**Input:**

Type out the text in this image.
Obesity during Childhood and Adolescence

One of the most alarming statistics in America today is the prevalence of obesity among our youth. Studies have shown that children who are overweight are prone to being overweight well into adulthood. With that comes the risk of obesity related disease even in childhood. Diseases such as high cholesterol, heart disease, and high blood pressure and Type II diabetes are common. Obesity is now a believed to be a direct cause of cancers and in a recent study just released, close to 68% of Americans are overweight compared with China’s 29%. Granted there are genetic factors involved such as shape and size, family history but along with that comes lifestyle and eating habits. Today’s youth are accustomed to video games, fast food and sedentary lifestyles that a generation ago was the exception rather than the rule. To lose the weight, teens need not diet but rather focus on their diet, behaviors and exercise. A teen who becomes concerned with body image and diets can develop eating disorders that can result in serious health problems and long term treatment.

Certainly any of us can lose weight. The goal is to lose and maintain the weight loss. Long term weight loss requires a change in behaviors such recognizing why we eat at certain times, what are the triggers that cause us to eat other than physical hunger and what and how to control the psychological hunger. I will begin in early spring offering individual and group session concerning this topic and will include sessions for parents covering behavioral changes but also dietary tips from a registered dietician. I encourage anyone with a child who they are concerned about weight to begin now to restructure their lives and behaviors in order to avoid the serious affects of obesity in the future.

--

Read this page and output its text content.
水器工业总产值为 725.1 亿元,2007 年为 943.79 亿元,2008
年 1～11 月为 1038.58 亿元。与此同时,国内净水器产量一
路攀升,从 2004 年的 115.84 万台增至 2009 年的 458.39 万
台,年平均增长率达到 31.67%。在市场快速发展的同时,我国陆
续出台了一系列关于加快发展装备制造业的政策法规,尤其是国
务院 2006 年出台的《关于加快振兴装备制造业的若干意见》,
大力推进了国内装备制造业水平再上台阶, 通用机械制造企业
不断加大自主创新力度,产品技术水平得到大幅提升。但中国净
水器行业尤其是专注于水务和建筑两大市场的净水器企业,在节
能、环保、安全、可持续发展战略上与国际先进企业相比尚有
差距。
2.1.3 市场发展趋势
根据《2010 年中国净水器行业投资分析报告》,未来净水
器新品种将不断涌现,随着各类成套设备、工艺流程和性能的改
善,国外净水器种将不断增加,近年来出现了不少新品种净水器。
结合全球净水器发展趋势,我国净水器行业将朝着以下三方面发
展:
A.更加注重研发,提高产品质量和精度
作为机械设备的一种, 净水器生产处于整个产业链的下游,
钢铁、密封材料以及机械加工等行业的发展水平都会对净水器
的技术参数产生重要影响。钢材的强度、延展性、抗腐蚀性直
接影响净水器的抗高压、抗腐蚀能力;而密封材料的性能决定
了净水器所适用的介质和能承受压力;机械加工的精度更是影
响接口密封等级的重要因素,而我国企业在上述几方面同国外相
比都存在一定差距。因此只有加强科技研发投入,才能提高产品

**Instructions to follow:**
Copy out the lines in which the string "text" appears.

**Written answer:**
Type out the text in this image.
Read this page and output its text content.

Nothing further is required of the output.